• [Objective]: Reproduce the stretch from "Text: ×: × — [428, 341, 451, 369]" through "Text: 500. mL", swapping "FancyBboxPatch shape" for "Rounded panel" and leaving every other part unchanged.

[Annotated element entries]
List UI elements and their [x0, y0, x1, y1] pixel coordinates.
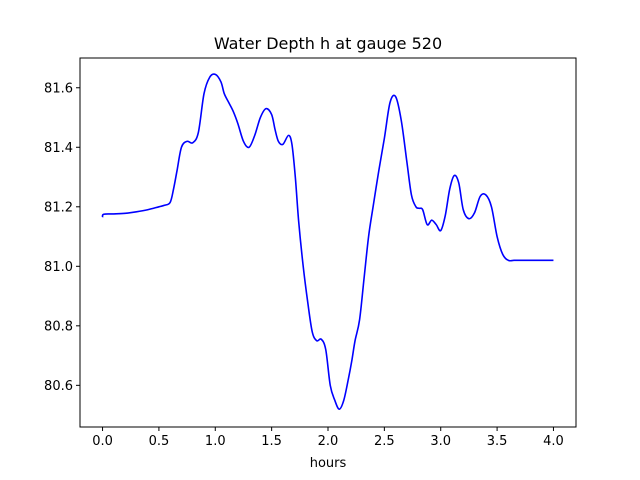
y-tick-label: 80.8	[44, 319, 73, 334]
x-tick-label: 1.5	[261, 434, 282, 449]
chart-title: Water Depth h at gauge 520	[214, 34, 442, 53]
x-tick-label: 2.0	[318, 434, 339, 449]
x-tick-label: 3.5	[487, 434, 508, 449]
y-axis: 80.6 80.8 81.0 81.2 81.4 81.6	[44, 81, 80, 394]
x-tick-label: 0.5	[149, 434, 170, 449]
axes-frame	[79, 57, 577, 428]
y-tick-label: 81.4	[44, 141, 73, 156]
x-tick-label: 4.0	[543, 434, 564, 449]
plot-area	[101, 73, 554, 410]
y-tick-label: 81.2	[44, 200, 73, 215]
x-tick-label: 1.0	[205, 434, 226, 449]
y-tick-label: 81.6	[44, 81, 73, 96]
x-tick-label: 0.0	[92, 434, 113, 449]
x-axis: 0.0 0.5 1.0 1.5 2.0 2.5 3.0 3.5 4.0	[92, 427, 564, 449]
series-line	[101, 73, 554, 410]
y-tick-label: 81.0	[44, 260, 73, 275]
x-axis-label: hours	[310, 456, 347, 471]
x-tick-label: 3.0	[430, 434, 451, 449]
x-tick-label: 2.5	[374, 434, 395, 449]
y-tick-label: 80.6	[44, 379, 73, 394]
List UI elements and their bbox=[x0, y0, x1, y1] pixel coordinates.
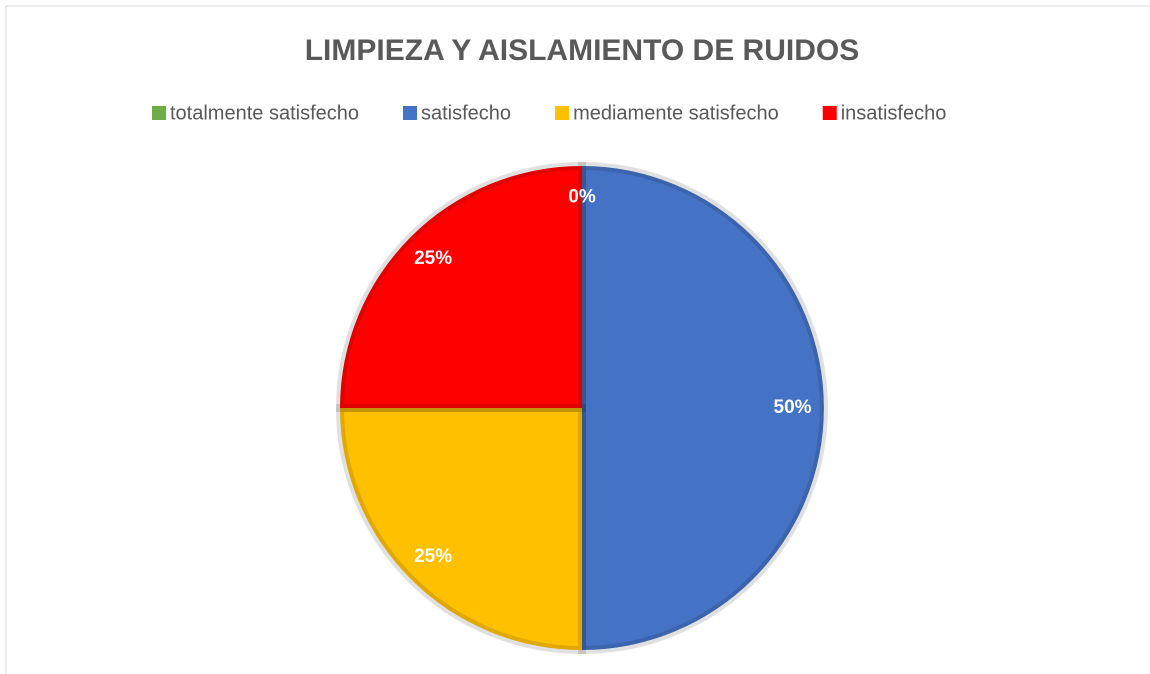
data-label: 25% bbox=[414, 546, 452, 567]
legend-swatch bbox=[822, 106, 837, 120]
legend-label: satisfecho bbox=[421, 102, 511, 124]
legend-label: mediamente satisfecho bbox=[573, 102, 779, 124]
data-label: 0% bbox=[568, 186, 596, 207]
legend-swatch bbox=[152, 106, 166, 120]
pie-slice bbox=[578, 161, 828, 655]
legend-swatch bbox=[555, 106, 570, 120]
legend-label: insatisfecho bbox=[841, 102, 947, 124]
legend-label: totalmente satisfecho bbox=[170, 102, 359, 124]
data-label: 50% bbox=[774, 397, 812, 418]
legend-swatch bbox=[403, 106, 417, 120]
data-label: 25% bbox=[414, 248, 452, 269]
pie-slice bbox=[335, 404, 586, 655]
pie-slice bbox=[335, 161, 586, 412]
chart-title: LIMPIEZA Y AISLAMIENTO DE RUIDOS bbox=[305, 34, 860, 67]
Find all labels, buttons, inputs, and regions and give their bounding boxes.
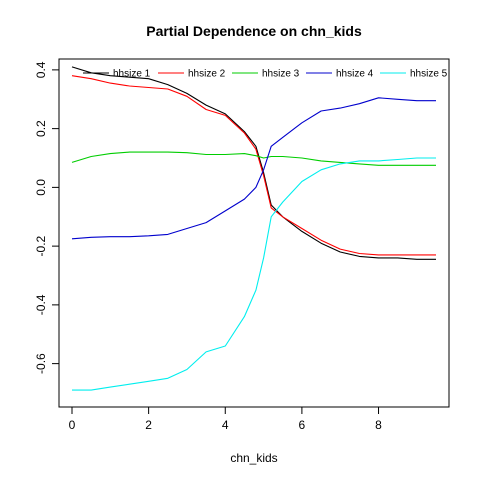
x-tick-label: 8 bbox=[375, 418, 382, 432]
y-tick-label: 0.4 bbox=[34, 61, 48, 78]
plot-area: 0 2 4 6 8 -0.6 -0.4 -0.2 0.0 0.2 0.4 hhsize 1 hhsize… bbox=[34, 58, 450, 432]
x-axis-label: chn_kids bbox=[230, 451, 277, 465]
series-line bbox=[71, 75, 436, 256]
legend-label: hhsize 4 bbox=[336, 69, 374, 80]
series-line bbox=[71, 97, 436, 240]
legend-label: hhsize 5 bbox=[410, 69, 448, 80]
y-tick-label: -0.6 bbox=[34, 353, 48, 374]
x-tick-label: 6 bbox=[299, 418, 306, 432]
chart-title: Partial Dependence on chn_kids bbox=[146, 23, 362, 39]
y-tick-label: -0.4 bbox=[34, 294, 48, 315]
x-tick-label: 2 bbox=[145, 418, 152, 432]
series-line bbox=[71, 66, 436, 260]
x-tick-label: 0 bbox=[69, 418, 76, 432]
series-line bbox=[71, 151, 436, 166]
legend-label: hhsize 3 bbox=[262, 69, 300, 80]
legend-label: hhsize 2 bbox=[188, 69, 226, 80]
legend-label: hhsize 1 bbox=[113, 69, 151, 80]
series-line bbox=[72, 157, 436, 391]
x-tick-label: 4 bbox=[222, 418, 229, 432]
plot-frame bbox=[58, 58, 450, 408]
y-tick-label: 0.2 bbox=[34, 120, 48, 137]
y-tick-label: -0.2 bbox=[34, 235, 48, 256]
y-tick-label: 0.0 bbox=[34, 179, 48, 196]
--
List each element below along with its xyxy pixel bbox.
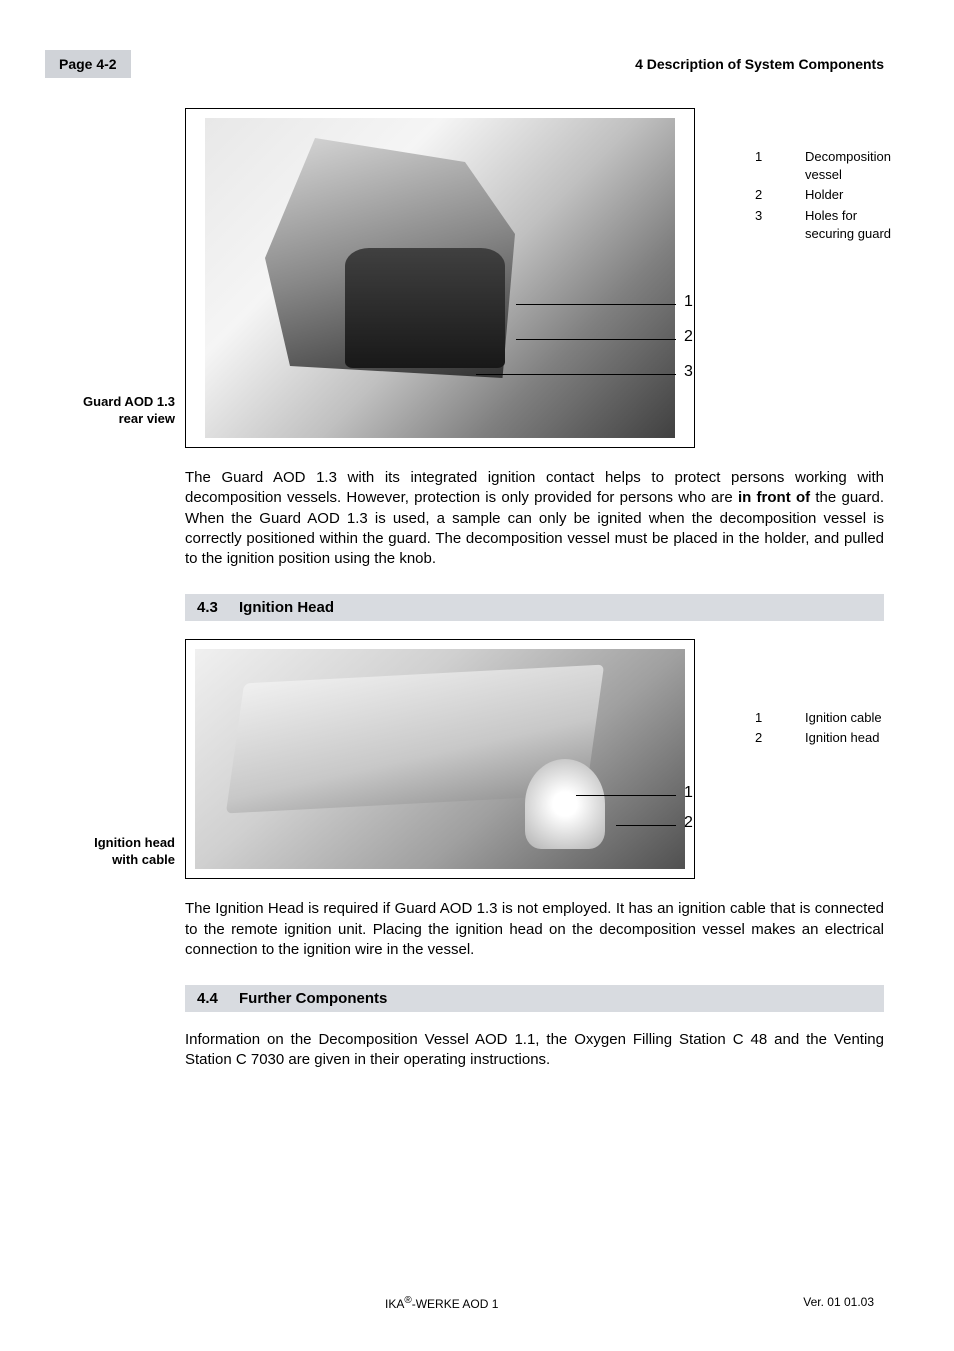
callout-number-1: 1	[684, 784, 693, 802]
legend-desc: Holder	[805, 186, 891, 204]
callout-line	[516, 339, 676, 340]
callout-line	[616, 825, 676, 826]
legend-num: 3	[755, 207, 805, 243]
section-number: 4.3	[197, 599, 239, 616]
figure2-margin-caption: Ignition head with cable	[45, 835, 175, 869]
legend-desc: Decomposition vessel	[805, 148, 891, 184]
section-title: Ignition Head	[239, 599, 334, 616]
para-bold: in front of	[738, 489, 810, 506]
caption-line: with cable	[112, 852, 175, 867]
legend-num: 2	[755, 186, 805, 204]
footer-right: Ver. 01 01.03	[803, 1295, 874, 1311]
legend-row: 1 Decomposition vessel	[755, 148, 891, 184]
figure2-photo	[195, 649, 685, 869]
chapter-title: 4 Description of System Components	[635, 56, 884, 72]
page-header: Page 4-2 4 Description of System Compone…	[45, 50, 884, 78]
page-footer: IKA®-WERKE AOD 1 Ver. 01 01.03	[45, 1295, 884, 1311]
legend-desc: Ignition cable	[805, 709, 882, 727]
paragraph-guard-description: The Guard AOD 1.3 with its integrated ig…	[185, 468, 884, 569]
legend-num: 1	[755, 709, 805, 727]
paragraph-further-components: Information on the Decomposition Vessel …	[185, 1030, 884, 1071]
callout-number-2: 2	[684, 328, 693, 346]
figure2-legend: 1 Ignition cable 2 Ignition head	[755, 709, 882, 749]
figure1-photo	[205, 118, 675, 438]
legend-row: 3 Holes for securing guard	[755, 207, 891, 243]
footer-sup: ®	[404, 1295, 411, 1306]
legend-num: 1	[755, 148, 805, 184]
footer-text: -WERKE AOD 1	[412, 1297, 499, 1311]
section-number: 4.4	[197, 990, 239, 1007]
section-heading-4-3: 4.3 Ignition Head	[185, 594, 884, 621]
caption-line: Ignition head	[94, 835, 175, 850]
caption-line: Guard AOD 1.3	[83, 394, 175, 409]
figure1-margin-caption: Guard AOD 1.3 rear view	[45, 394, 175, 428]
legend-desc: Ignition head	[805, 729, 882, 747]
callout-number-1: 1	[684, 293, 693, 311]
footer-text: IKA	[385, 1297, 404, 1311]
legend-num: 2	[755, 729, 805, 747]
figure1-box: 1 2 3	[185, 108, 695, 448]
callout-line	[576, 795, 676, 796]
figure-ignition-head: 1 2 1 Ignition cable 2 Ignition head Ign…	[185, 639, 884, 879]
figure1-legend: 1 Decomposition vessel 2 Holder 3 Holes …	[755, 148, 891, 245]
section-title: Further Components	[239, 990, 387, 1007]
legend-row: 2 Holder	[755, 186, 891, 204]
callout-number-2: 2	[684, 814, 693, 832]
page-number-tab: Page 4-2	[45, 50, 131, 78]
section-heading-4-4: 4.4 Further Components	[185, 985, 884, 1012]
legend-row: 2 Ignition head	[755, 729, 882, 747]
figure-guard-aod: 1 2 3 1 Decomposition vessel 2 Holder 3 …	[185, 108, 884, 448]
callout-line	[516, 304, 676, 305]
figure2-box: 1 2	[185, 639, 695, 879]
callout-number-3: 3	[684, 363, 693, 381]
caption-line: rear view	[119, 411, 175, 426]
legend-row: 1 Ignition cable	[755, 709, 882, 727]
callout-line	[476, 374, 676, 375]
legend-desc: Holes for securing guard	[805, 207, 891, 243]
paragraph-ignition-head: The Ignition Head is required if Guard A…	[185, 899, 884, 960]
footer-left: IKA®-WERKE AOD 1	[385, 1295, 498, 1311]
---
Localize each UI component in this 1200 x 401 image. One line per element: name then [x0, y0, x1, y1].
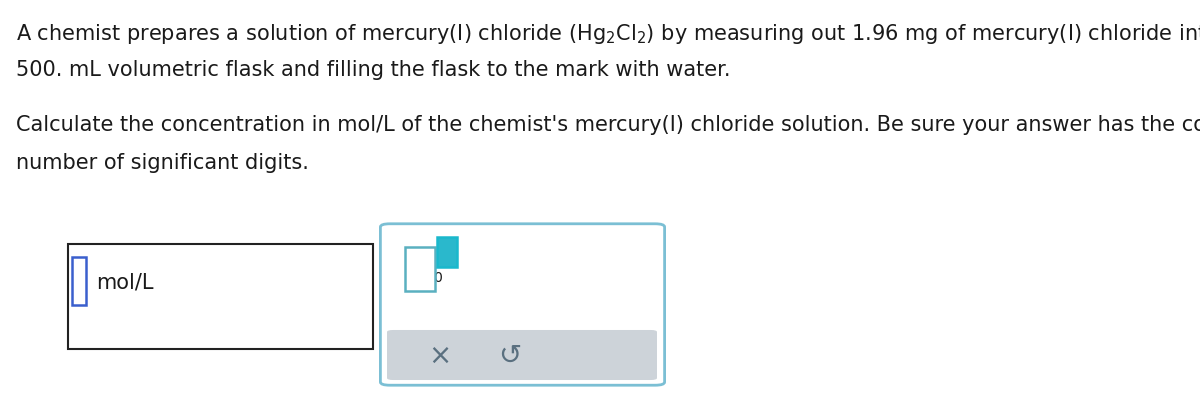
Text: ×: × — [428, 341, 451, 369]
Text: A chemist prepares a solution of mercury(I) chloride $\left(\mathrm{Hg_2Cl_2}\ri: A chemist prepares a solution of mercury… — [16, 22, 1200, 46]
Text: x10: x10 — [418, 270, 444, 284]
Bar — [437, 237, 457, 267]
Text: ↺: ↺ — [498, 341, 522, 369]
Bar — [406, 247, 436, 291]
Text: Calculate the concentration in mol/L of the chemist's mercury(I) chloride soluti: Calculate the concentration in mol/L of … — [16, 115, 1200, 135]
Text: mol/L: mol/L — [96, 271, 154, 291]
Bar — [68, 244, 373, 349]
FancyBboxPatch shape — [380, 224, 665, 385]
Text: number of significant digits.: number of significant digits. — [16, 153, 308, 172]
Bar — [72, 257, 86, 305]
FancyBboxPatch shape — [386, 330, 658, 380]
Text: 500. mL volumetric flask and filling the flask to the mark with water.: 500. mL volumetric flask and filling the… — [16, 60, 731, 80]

• [Complete response]:
Text: ×: × — [428, 341, 451, 369]
Text: A chemist prepares a solution of mercury(I) chloride $\left(\mathrm{Hg_2Cl_2}\ri: A chemist prepares a solution of mercury… — [16, 22, 1200, 46]
Text: x10: x10 — [418, 270, 444, 284]
Bar — [437, 237, 457, 267]
Text: ↺: ↺ — [498, 341, 522, 369]
Bar — [406, 247, 436, 291]
Text: Calculate the concentration in mol/L of the chemist's mercury(I) chloride soluti: Calculate the concentration in mol/L of … — [16, 115, 1200, 135]
Text: mol/L: mol/L — [96, 271, 154, 291]
Bar — [68, 244, 373, 349]
Rounded panel — [380, 224, 665, 385]
Text: number of significant digits.: number of significant digits. — [16, 153, 308, 172]
Bar — [72, 257, 86, 305]
Rounded panel — [386, 330, 658, 380]
Text: 500. mL volumetric flask and filling the flask to the mark with water.: 500. mL volumetric flask and filling the… — [16, 60, 731, 80]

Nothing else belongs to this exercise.